* Start *
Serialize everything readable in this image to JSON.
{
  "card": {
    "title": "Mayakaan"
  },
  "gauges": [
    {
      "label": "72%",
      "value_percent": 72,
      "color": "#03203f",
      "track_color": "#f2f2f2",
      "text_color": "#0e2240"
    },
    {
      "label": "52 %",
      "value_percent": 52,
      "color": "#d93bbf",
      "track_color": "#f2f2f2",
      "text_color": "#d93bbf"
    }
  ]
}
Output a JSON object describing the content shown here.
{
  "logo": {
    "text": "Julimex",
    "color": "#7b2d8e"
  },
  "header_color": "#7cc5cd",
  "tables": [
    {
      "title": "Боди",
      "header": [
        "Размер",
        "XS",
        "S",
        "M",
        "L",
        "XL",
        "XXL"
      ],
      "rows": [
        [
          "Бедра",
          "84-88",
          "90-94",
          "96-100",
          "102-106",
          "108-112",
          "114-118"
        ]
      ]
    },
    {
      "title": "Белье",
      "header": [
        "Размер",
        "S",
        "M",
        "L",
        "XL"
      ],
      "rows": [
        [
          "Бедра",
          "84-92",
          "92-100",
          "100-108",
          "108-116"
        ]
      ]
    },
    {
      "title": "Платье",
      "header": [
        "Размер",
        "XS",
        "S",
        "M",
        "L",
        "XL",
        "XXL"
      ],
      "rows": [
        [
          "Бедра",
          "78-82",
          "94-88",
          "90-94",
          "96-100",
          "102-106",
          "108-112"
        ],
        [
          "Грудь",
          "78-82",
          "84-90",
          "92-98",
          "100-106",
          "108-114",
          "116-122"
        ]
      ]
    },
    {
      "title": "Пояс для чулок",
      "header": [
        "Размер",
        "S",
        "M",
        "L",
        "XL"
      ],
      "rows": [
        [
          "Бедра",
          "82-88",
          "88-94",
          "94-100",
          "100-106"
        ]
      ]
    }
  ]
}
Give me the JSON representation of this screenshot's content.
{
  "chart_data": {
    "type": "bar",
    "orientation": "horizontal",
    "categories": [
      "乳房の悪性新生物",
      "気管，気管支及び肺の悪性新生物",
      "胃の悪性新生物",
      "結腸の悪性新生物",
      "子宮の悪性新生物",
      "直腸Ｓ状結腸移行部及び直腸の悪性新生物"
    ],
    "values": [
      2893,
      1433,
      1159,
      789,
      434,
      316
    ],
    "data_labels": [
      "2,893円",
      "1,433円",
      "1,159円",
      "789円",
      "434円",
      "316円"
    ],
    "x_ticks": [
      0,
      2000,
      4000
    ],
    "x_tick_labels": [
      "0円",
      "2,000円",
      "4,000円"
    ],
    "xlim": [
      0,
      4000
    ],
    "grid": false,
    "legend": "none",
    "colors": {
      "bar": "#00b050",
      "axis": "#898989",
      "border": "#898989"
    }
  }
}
* End *
§ **Directions for this task**
Leave out every line without the string "JSON" and copy the rest.

§ **Task output**
Serialize everything readable in this image to JSON.
Output a JSON object describing the content shown here.
Give me the JSON representation of this screenshot's content.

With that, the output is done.